-- START OF Available data --

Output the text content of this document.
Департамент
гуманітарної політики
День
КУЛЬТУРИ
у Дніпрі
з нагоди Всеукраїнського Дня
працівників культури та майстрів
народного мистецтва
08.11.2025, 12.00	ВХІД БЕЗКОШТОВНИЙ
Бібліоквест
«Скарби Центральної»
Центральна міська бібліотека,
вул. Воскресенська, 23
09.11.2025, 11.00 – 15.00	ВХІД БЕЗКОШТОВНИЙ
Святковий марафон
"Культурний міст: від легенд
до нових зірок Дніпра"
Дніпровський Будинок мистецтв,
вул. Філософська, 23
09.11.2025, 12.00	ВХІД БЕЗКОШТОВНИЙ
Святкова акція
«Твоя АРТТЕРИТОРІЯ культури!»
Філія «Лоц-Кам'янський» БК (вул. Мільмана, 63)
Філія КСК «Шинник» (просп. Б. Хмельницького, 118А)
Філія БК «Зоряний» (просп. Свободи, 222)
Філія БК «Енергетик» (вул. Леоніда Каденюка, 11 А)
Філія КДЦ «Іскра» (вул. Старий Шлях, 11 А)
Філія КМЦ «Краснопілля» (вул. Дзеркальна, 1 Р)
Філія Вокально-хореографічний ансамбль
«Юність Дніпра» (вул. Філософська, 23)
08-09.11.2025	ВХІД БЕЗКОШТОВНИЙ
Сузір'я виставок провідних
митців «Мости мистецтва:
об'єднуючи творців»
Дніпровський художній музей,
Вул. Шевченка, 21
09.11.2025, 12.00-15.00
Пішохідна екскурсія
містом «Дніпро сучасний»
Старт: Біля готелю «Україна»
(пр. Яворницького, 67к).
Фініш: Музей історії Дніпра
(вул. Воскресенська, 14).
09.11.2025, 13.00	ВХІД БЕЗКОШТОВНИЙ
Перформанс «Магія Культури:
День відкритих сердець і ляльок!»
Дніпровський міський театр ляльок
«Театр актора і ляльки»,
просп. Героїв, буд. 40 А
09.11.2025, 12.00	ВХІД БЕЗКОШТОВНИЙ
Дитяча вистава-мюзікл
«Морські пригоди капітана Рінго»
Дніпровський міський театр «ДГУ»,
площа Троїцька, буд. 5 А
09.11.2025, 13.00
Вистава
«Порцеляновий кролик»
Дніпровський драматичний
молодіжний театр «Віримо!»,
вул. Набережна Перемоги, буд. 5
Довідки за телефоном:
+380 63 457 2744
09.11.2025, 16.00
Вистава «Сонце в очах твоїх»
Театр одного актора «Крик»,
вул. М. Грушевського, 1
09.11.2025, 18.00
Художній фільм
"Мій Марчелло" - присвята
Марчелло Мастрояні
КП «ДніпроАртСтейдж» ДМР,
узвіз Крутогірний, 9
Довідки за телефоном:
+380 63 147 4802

-- END OF Available data --

The problem: Please give back all of the records exactly as written.

Correct output:
Output the text content of this document.
Департамент
гуманітарної політики
День
КУЛЬТУРИ
у Дніпрі
з нагоди Всеукраїнського Дня
працівників культури та майстрів
народного мистецтва
08.11.2025, 12.00	ВХІД БЕЗКОШТОВНИЙ
Бібліоквест
«Скарби Центральної»
Центральна міська бібліотека,
вул. Воскресенська, 23
09.11.2025, 11.00 – 15.00	ВХІД БЕЗКОШТОВНИЙ
Святковий марафон
"Культурний міст: від легенд
до нових зірок Дніпра"
Дніпровський Будинок мистецтв,
вул. Філософська, 23
09.11.2025, 12.00	ВХІД БЕЗКОШТОВНИЙ
Святкова акція
«Твоя АРТТЕРИТОРІЯ культури!»
Філія «Лоц-Кам'янський» БК (вул. Мільмана, 63)
Філія КСК «Шинник» (просп. Б. Хмельницького, 118А)
Філія БК «Зоряний» (просп. Свободи, 222)
Філія БК «Енергетик» (вул. Леоніда Каденюка, 11 А)
Філія КДЦ «Іскра» (вул. Старий Шлях, 11 А)
Філія КМЦ «Краснопілля» (вул. Дзеркальна, 1 Р)
Філія Вокально-хореографічний ансамбль
«Юність Дніпра» (вул. Філософська, 23)
08-09.11.2025	ВХІД БЕЗКОШТОВНИЙ
Сузір'я виставок провідних
митців «Мости мистецтва:
об'єднуючи творців»
Дніпровський художній музей,
Вул. Шевченка, 21
09.11.2025, 12.00-15.00
Пішохідна екскурсія
містом «Дніпро сучасний»
Старт: Біля готелю «Україна»
(пр. Яворницького, 67к).
Фініш: Музей історії Дніпра
(вул. Воскресенська, 14).
09.11.2025, 13.00	ВХІД БЕЗКОШТОВНИЙ
Перформанс «Магія Культури:
День відкритих сердець і ляльок!»
Дніпровський міський театр ляльок
«Театр актора і ляльки»,
просп. Героїв, буд. 40 А
09.11.2025, 12.00	ВХІД БЕЗКОШТОВНИЙ
Дитяча вистава-мюзікл
«Морські пригоди капітана Рінго»
Дніпровський міський театр «ДГУ»,
площа Троїцька, буд. 5 А
09.11.2025, 13.00
Вистава
«Порцеляновий кролик»
Дніпровський драматичний
молодіжний театр «Віримо!»,
вул. Набережна Перемоги, буд. 5
Довідки за телефоном:
+380 63 457 2744
09.11.2025, 16.00
Вистава «Сонце в очах твоїх»
Театр одного актора «Крик»,
вул. М. Грушевського, 1
09.11.2025, 18.00
Художній фільм
"Мій Марчелло" - присвята
Марчелло Мастрояні
КП «ДніпроАртСтейдж» ДМР,
узвіз Крутогірний, 9
Довідки за телефоном:
+380 63 147 4802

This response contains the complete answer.